* EXERCISE BRIEF
Here are some entries; quote each one exactly.

### AVAILABLE DATA

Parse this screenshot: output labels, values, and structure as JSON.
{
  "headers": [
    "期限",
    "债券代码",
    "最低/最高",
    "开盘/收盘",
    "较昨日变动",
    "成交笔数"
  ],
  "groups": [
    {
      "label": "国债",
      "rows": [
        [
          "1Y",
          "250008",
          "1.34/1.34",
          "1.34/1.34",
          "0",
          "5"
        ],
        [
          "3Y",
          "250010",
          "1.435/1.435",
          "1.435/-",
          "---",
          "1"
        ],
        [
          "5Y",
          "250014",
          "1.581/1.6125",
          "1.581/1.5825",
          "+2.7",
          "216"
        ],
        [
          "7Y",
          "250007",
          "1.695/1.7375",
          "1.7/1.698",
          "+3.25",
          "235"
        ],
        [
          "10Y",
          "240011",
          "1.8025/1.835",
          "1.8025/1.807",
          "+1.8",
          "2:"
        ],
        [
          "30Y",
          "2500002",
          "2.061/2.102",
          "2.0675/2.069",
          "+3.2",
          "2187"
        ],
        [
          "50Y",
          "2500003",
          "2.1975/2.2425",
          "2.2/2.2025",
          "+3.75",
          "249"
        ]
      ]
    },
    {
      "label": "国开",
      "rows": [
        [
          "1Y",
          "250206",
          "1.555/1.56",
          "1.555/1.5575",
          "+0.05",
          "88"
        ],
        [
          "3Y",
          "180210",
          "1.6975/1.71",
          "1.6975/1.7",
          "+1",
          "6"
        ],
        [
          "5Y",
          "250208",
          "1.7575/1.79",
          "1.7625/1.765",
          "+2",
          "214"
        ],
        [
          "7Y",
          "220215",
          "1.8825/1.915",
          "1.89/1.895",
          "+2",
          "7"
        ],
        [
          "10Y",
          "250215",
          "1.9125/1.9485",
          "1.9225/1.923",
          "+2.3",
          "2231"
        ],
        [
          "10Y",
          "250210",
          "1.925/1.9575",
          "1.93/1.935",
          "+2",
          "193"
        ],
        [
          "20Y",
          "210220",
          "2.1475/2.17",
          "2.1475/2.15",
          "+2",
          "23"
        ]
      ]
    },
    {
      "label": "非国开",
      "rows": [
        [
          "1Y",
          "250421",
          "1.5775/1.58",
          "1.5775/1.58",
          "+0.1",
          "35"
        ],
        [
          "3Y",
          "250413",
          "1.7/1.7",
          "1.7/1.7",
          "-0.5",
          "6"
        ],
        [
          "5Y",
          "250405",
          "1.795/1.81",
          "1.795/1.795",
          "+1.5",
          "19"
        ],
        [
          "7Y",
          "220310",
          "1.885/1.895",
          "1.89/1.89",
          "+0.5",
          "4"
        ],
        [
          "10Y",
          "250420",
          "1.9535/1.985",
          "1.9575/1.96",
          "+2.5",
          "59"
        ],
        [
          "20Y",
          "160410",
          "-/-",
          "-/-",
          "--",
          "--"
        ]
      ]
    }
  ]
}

######

* EXERCISE OUTPUT
Parse this screenshot: output labels, values, and structure as JSON.
{
  "headers": [
    "期限",
    "债券代码",
    "最低/最高",
    "开盘/收盘",
    "较昨日变动",
    "成交笔数"
  ],
  "groups": [
    {
      "label": "国债",
      "rows": [
        [
          "1Y",
          "250008",
          "1.34/1.34",
          "1.34/1.34",
          "0",
          "5"
        ],
        [
          "3Y",
          "250010",
          "1.435/1.435",
          "1.435/-",
          "---",
          "1"
        ],
        [
          "5Y",
          "250014",
          "1.581/1.6125",
          "1.581/1.5825",
          "+2.7",
          "216"
        ],
        [
          "7Y",
          "250007",
          "1.695/1.7375",
          "1.7/1.698",
          "+3.25",
          "235"
        ],
        [
          "10Y",
          "240011",
          "1.8025/1.835",
          "1.8025/1.807",
          "+1.8",
          "2:"
        ],
        [
          "30Y",
          "2500002",
          "2.061/2.102",
          "2.0675/2.069",
          "+3.2",
          "2187"
        ],
        [
          "50Y",
          "2500003",
          "2.1975/2.2425",
          "2.2/2.2025",
          "+3.75",
          "249"
        ]
      ]
    },
    {
      "label": "国开",
      "rows": [
        [
          "1Y",
          "250206",
          "1.555/1.56",
          "1.555/1.5575",
          "+0.05",
          "88"
        ],
        [
          "3Y",
          "180210",
          "1.6975/1.71",
          "1.6975/1.7",
          "+1",
          "6"
        ],
        [
          "5Y",
          "250208",
          "1.7575/1.79",
          "1.7625/1.765",
          "+2",
          "214"
        ],
        [
          "7Y",
          "220215",
          "1.8825/1.915",
          "1.89/1.895",
          "+2",
          "7"
        ],
        [
          "10Y",
          "250215",
          "1.9125/1.9485",
          "1.9225/1.923",
          "+2.3",
          "2231"
        ],
        [
          "10Y",
          "250210",
          "1.925/1.9575",
          "1.93/1.935",
          "+2",
          "193"
        ],
        [
          "20Y",
          "210220",
          "2.1475/2.17",
          "2.1475/2.15",
          "+2",
          "23"
        ]
      ]
    },
    {
      "label": "非国开",
      "rows": [
        [
          "1Y",
          "250421",
          "1.5775/1.58",
          "1.5775/1.58",
          "+0.1",
          "35"
        ],
        [
          "3Y",
          "250413",
          "1.7/1.7",
          "1.7/1.7",
          "-0.5",
          "6"
        ],
        [
          "5Y",
          "250405",
          "1.795/1.81",
          "1.795/1.795",
          "+1.5",
          "19"
        ],
        [
          "7Y",
          "220310",
          "1.885/1.895",
          "1.89/1.89",
          "+0.5",
          "4"
        ],
        [
          "10Y",
          "250420",
          "1.9535/1.985",
          "1.9575/1.96",
          "+2.5",
          "59"
        ],
        [
          "20Y",
          "160410",
          "-/-",
          "-/-",
          "--",
          "--"
        ]
      ]
    }
  ]
}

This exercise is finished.